* **Work instructions**: Copy, from the entries below, each line in which the string "when" appears.

+ + + + + + +

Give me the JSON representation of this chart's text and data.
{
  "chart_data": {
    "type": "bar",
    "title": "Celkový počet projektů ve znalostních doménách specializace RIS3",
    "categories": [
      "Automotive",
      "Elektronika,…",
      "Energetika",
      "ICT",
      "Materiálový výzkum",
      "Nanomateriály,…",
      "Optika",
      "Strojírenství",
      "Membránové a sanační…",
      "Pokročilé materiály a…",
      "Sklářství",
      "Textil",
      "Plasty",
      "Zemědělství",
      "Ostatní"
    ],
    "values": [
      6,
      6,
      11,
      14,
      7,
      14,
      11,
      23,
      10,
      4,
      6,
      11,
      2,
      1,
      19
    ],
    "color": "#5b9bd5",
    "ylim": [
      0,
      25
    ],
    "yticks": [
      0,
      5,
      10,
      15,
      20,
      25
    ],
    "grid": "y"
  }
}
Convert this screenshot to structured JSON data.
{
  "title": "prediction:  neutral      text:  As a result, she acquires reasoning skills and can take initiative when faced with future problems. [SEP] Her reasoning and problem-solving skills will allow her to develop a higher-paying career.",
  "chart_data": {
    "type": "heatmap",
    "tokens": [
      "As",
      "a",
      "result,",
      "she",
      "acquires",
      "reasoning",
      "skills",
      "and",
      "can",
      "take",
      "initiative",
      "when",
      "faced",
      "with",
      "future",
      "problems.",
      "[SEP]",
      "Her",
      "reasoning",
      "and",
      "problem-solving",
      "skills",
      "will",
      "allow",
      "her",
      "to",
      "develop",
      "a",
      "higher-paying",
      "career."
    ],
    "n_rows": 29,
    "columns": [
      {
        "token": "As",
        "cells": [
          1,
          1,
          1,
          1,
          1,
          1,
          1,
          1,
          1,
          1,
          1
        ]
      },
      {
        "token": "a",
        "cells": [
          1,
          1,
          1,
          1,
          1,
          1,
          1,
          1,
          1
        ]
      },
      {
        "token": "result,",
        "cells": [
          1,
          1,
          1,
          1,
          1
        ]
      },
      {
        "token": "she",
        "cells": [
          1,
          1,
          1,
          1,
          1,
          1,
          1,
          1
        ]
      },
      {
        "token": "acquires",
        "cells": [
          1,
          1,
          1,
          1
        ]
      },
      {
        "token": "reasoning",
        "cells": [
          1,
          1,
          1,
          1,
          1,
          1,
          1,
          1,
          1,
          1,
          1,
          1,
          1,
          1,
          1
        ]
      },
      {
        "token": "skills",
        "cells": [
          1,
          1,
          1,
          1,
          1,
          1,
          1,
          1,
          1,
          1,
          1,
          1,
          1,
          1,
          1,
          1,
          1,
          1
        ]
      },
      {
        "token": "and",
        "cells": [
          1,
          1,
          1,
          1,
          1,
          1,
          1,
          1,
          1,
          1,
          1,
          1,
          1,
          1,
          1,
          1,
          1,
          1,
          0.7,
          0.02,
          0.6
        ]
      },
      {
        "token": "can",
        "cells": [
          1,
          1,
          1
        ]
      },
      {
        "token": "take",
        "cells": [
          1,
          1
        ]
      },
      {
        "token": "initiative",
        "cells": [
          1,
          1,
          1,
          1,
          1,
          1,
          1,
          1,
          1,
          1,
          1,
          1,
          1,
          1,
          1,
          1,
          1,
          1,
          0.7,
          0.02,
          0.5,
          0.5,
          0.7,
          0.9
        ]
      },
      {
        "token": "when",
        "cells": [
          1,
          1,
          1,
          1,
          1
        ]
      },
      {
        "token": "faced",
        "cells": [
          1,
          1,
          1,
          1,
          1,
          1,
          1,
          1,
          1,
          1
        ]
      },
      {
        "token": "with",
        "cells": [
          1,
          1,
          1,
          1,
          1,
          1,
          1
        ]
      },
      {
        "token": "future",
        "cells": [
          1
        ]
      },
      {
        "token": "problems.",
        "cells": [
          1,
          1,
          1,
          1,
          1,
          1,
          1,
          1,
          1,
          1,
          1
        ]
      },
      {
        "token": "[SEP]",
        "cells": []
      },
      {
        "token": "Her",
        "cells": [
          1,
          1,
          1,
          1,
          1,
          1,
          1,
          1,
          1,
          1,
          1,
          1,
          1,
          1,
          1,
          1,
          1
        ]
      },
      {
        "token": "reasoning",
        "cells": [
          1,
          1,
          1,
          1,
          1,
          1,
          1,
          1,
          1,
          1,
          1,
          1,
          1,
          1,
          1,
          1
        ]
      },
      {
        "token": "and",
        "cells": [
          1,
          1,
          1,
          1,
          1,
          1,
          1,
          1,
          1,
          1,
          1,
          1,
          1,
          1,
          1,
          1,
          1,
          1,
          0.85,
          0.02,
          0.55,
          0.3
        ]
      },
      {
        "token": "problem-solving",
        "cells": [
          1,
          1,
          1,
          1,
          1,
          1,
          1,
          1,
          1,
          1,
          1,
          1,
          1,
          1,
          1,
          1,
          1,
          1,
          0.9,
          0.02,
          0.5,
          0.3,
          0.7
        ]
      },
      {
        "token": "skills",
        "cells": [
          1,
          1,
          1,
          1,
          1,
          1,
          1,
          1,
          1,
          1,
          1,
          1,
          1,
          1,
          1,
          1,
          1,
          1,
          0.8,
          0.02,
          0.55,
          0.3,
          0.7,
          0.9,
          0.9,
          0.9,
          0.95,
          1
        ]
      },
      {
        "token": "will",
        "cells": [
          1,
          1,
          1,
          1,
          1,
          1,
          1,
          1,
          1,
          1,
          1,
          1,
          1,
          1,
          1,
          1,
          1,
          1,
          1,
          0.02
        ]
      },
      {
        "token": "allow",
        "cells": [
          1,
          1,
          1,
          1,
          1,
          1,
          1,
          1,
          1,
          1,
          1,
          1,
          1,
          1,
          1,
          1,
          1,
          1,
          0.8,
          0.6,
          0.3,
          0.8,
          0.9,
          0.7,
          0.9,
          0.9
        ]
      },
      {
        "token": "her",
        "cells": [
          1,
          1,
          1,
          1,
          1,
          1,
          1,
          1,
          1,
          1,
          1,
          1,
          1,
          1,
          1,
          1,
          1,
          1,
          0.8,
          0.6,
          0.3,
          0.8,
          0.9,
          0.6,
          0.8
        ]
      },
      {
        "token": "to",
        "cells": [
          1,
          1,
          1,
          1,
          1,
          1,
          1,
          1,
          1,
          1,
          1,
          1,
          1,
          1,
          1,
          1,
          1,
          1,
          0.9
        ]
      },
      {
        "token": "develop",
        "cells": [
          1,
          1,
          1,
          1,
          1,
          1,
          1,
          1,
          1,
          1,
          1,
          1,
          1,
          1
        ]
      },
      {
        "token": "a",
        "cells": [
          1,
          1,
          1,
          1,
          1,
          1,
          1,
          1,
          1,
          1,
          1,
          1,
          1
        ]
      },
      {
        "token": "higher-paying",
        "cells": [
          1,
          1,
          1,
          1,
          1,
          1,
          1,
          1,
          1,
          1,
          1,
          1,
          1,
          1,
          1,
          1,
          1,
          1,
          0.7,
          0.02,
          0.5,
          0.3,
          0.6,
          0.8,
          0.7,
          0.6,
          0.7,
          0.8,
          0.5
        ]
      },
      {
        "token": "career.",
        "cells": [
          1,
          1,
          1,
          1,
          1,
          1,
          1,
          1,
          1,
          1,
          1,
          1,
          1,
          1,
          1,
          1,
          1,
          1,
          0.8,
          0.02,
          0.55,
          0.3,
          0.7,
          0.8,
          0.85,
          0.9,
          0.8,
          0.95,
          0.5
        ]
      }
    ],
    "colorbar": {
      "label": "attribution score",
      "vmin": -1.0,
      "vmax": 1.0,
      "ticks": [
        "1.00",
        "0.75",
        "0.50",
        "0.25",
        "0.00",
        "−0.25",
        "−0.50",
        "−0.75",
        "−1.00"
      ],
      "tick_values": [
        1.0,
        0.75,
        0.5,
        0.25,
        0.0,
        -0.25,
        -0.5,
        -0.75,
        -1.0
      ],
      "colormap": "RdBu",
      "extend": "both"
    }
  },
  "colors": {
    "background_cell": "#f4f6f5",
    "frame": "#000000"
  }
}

+ + + + + + +

* **Response for this exercise**:
  "title": "prediction:  neutral      text:  As a result, she acquires reasoning skills and can take initiative when faced with future problems. [SEP] Her reasoning and problem-solving skills will allow her to develop a higher-paying career.",
      "when",
        "token": "when",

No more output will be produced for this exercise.